* **WHAT THIS TASK INVOLVES**: Every line with the string "Surface" should be gathered.

* **INFORMATION GIVEN**:
|---|

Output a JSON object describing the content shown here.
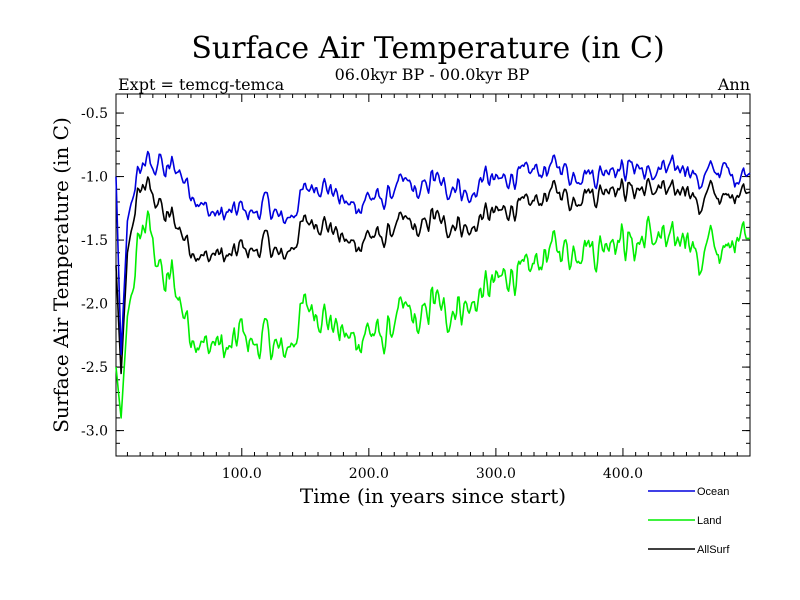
{
  "chart_data": {
    "type": "line",
    "title": "Surface Air Temperature (in C)",
    "subtitle": "06.0kyr BP - 00.0kyr BP",
    "expt_label": "Expt = temcg-temca",
    "season_label": "Ann",
    "xlabel": "Time (in years since start)",
    "ylabel": "Surface Air Temperature (in C)",
    "xlim": [
      1,
      500
    ],
    "ylim": [
      -3.2,
      -0.35
    ],
    "xticks": [
      100,
      200,
      300,
      400
    ],
    "xtick_labels": [
      "100.0",
      "200.0",
      "300.0",
      "400.0"
    ],
    "yticks": [
      -3.0,
      -2.5,
      -2.0,
      -1.5,
      -1.0,
      -0.5
    ],
    "ytick_labels": [
      "-3.0",
      "-2.5",
      "-2.0",
      "-1.5",
      "-1.0",
      "-0.5"
    ],
    "legend_position": "bottom-right",
    "series": [
      {
        "name": "Ocean",
        "color": "#0000dd",
        "x": [
          1,
          5,
          10,
          15,
          20,
          25,
          30,
          35,
          40,
          45,
          50,
          60,
          70,
          80,
          90,
          100,
          110,
          120,
          130,
          140,
          150,
          160,
          170,
          180,
          190,
          200,
          210,
          220,
          230,
          240,
          250,
          260,
          270,
          280,
          290,
          300,
          310,
          320,
          330,
          340,
          350,
          360,
          370,
          380,
          390,
          400,
          410,
          420,
          430,
          440,
          450,
          460,
          470,
          480,
          490,
          500
        ],
        "values": [
          -1.0,
          -2.4,
          -1.35,
          -1.1,
          -0.95,
          -0.85,
          -0.95,
          -0.85,
          -1.0,
          -0.9,
          -0.95,
          -1.1,
          -1.25,
          -1.3,
          -1.3,
          -1.25,
          -1.3,
          -1.2,
          -1.35,
          -1.3,
          -1.1,
          -1.05,
          -1.1,
          -1.2,
          -1.25,
          -1.15,
          -1.2,
          -1.1,
          -1.05,
          -1.15,
          -1.0,
          -1.1,
          -1.05,
          -1.2,
          -1.0,
          -1.05,
          -1.0,
          -1.0,
          -0.95,
          -0.95,
          -0.9,
          -1.0,
          -0.95,
          -1.0,
          -0.9,
          -0.95,
          -0.9,
          -1.0,
          -0.95,
          -0.95,
          -0.9,
          -1.05,
          -0.95,
          -0.95,
          -1.0,
          -0.95
        ]
      },
      {
        "name": "Land",
        "color": "#00ee00",
        "x": [
          1,
          5,
          10,
          15,
          20,
          25,
          30,
          35,
          40,
          45,
          50,
          60,
          70,
          80,
          90,
          100,
          110,
          120,
          130,
          140,
          150,
          160,
          170,
          180,
          190,
          200,
          210,
          220,
          230,
          240,
          250,
          260,
          270,
          280,
          290,
          300,
          310,
          320,
          330,
          340,
          350,
          360,
          370,
          380,
          390,
          400,
          410,
          420,
          430,
          440,
          450,
          460,
          470,
          480,
          490,
          500
        ],
        "values": [
          -2.5,
          -2.9,
          -2.1,
          -1.8,
          -1.45,
          -1.35,
          -1.5,
          -1.7,
          -1.9,
          -1.75,
          -1.95,
          -2.2,
          -2.35,
          -2.3,
          -2.4,
          -2.2,
          -2.35,
          -2.25,
          -2.4,
          -2.3,
          -2.0,
          -2.05,
          -2.15,
          -2.25,
          -2.3,
          -2.2,
          -2.3,
          -2.15,
          -2.05,
          -2.2,
          -1.95,
          -2.1,
          -2.0,
          -2.05,
          -1.9,
          -1.85,
          -1.75,
          -1.8,
          -1.7,
          -1.6,
          -1.55,
          -1.6,
          -1.5,
          -1.6,
          -1.45,
          -1.5,
          -1.55,
          -1.45,
          -1.5,
          -1.55,
          -1.4,
          -1.7,
          -1.5,
          -1.65,
          -1.4,
          -1.45
        ]
      },
      {
        "name": "AllSurf",
        "color": "#000000",
        "x": [
          1,
          5,
          10,
          15,
          20,
          25,
          30,
          35,
          40,
          45,
          50,
          60,
          70,
          80,
          90,
          100,
          110,
          120,
          130,
          140,
          150,
          160,
          170,
          180,
          190,
          200,
          210,
          220,
          230,
          240,
          250,
          260,
          270,
          280,
          290,
          300,
          310,
          320,
          330,
          340,
          350,
          360,
          370,
          380,
          390,
          400,
          410,
          420,
          430,
          440,
          450,
          460,
          470,
          480,
          490,
          500
        ],
        "values": [
          -1.7,
          -2.55,
          -1.6,
          -1.3,
          -1.1,
          -1.05,
          -1.15,
          -1.2,
          -1.35,
          -1.3,
          -1.4,
          -1.55,
          -1.65,
          -1.6,
          -1.65,
          -1.55,
          -1.6,
          -1.5,
          -1.65,
          -1.55,
          -1.35,
          -1.35,
          -1.4,
          -1.5,
          -1.55,
          -1.45,
          -1.5,
          -1.4,
          -1.35,
          -1.45,
          -1.3,
          -1.4,
          -1.35,
          -1.45,
          -1.3,
          -1.3,
          -1.25,
          -1.25,
          -1.2,
          -1.15,
          -1.1,
          -1.2,
          -1.1,
          -1.15,
          -1.05,
          -1.1,
          -1.1,
          -1.1,
          -1.1,
          -1.15,
          -1.05,
          -1.25,
          -1.1,
          -1.2,
          -1.1,
          -1.1
        ]
      }
    ]
  }
}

|---|

* **RESPONSE BELOW**:
    "title": "Surface Air Temperature (in C)",
    "ylabel": "Surface Air Temperature (in C)",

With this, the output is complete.